(Set exercise) In the records below, find each line with the word "JSON" and copy it.

── Records shown ──

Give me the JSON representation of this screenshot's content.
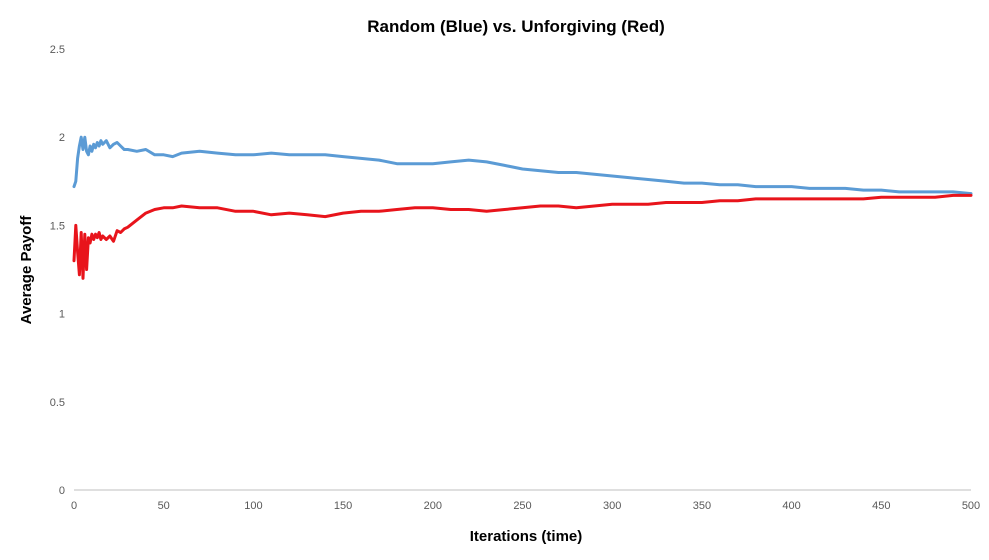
{
  "chart_data": {
    "type": "line",
    "title": "Random (Blue) vs. Unforgiving (Red)",
    "xlabel": "Iterations (time)",
    "ylabel": "Average Payoff",
    "xlim": [
      0,
      500
    ],
    "ylim": [
      0,
      2.5
    ],
    "x_ticks": [
      0,
      50,
      100,
      150,
      200,
      250,
      300,
      350,
      400,
      450,
      500
    ],
    "y_ticks": [
      0,
      0.5,
      1,
      1.5,
      2,
      2.5
    ],
    "x_tick_labels": [
      "0",
      "50",
      "100",
      "150",
      "200",
      "250",
      "300",
      "350",
      "400",
      "450",
      "500"
    ],
    "y_tick_labels": [
      "0",
      "0.5",
      "1",
      "1.5",
      "2",
      "2.5"
    ],
    "grid": false,
    "legend": "none",
    "series": [
      {
        "color": "#5B9BD5",
        "x": [
          0,
          1,
          2,
          3,
          4,
          5,
          6,
          7,
          8,
          9,
          10,
          11,
          12,
          13,
          14,
          15,
          16,
          18,
          20,
          22,
          24,
          26,
          28,
          30,
          35,
          40,
          45,
          50,
          55,
          60,
          70,
          80,
          90,
          100,
          110,
          120,
          130,
          140,
          150,
          160,
          170,
          180,
          190,
          200,
          210,
          220,
          230,
          240,
          250,
          260,
          270,
          280,
          290,
          300,
          310,
          320,
          330,
          340,
          350,
          360,
          370,
          380,
          390,
          400,
          410,
          420,
          430,
          440,
          450,
          460,
          470,
          480,
          490,
          500
        ],
        "y": [
          1.72,
          1.75,
          1.88,
          1.95,
          2.0,
          1.93,
          2.0,
          1.92,
          1.9,
          1.95,
          1.92,
          1.96,
          1.94,
          1.97,
          1.95,
          1.98,
          1.96,
          1.98,
          1.94,
          1.96,
          1.97,
          1.95,
          1.93,
          1.93,
          1.92,
          1.93,
          1.9,
          1.9,
          1.89,
          1.91,
          1.92,
          1.91,
          1.9,
          1.9,
          1.91,
          1.9,
          1.9,
          1.9,
          1.89,
          1.88,
          1.87,
          1.85,
          1.85,
          1.85,
          1.86,
          1.87,
          1.86,
          1.84,
          1.82,
          1.81,
          1.8,
          1.8,
          1.79,
          1.78,
          1.77,
          1.76,
          1.75,
          1.74,
          1.74,
          1.73,
          1.73,
          1.72,
          1.72,
          1.72,
          1.71,
          1.71,
          1.71,
          1.7,
          1.7,
          1.69,
          1.69,
          1.69,
          1.69,
          1.68
        ]
      },
      {
        "color": "#E8141B",
        "x": [
          0,
          1,
          2,
          3,
          4,
          5,
          6,
          7,
          8,
          9,
          10,
          11,
          12,
          13,
          14,
          15,
          16,
          18,
          20,
          22,
          24,
          26,
          28,
          30,
          35,
          40,
          45,
          50,
          55,
          60,
          70,
          80,
          90,
          100,
          110,
          120,
          130,
          140,
          150,
          160,
          170,
          180,
          190,
          200,
          210,
          220,
          230,
          240,
          250,
          260,
          270,
          280,
          290,
          300,
          310,
          320,
          330,
          340,
          350,
          360,
          370,
          380,
          390,
          400,
          410,
          420,
          430,
          440,
          450,
          460,
          470,
          480,
          490,
          500
        ],
        "y": [
          1.3,
          1.5,
          1.35,
          1.22,
          1.46,
          1.2,
          1.45,
          1.25,
          1.43,
          1.4,
          1.45,
          1.42,
          1.45,
          1.43,
          1.46,
          1.42,
          1.44,
          1.42,
          1.44,
          1.41,
          1.47,
          1.46,
          1.48,
          1.49,
          1.53,
          1.57,
          1.59,
          1.6,
          1.6,
          1.61,
          1.6,
          1.6,
          1.58,
          1.58,
          1.56,
          1.57,
          1.56,
          1.55,
          1.57,
          1.58,
          1.58,
          1.59,
          1.6,
          1.6,
          1.59,
          1.59,
          1.58,
          1.59,
          1.6,
          1.61,
          1.61,
          1.6,
          1.61,
          1.62,
          1.62,
          1.62,
          1.63,
          1.63,
          1.63,
          1.64,
          1.64,
          1.65,
          1.65,
          1.65,
          1.65,
          1.65,
          1.65,
          1.65,
          1.66,
          1.66,
          1.66,
          1.66,
          1.67,
          1.67
        ]
      }
    ]
  }
}
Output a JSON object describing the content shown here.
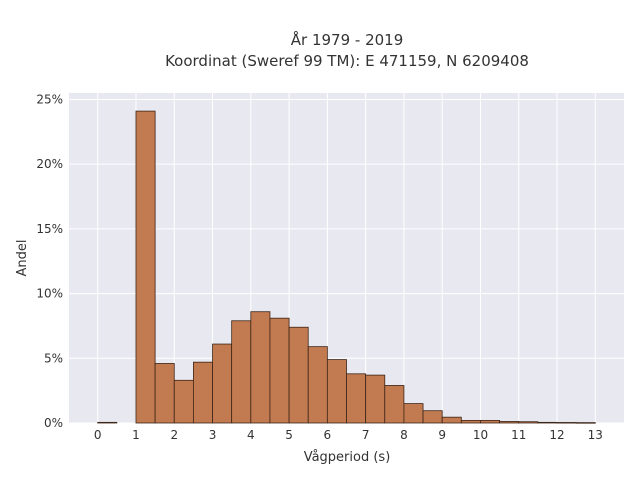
{
  "chart_data": {
    "type": "bar",
    "title_line1": "År 1979 - 2019",
    "title_line2": "Koordinat (Sweref 99 TM): E 471159, N 6209408",
    "xlabel": "Vågperiod (s)",
    "ylabel": "Andel",
    "x_ticks": [
      "0",
      "1",
      "2",
      "3",
      "4",
      "5",
      "6",
      "7",
      "8",
      "9",
      "10",
      "11",
      "12",
      "13"
    ],
    "y_ticks": [
      "0%",
      "5%",
      "10%",
      "15%",
      "20%",
      "25%"
    ],
    "xlim": [
      -0.75,
      13.75
    ],
    "ylim": [
      0,
      25.5
    ],
    "y_tick_values": [
      0,
      5,
      10,
      15,
      20,
      25
    ],
    "x_tick_values": [
      0,
      1,
      2,
      3,
      4,
      5,
      6,
      7,
      8,
      9,
      10,
      11,
      12,
      13
    ],
    "bin_width": 0.5,
    "bins": [
      {
        "start": 0.0,
        "value": 0.05
      },
      {
        "start": 1.0,
        "value": 24.1
      },
      {
        "start": 1.5,
        "value": 4.6
      },
      {
        "start": 2.0,
        "value": 3.3
      },
      {
        "start": 2.5,
        "value": 4.7
      },
      {
        "start": 3.0,
        "value": 6.1
      },
      {
        "start": 3.5,
        "value": 7.9
      },
      {
        "start": 4.0,
        "value": 8.6
      },
      {
        "start": 4.5,
        "value": 8.1
      },
      {
        "start": 5.0,
        "value": 7.4
      },
      {
        "start": 5.5,
        "value": 5.9
      },
      {
        "start": 6.0,
        "value": 4.9
      },
      {
        "start": 6.5,
        "value": 3.8
      },
      {
        "start": 7.0,
        "value": 3.7
      },
      {
        "start": 7.5,
        "value": 2.9
      },
      {
        "start": 8.0,
        "value": 1.5
      },
      {
        "start": 8.5,
        "value": 0.95
      },
      {
        "start": 9.0,
        "value": 0.45
      },
      {
        "start": 9.5,
        "value": 0.2
      },
      {
        "start": 10.0,
        "value": 0.2
      },
      {
        "start": 10.5,
        "value": 0.12
      },
      {
        "start": 11.0,
        "value": 0.1
      },
      {
        "start": 11.5,
        "value": 0.05
      },
      {
        "start": 12.0,
        "value": 0.04
      },
      {
        "start": 12.5,
        "value": 0.03
      }
    ],
    "grid": true,
    "colors": {
      "bar_fill": "#c27a50",
      "bar_edge": "#3d2517",
      "plot_background": "#e8e8f0",
      "grid": "#ffffff"
    }
  }
}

───

(Response to this task)
Give me the JSON representation of this screenshot's content.
Output a JSON object describing the content shown here.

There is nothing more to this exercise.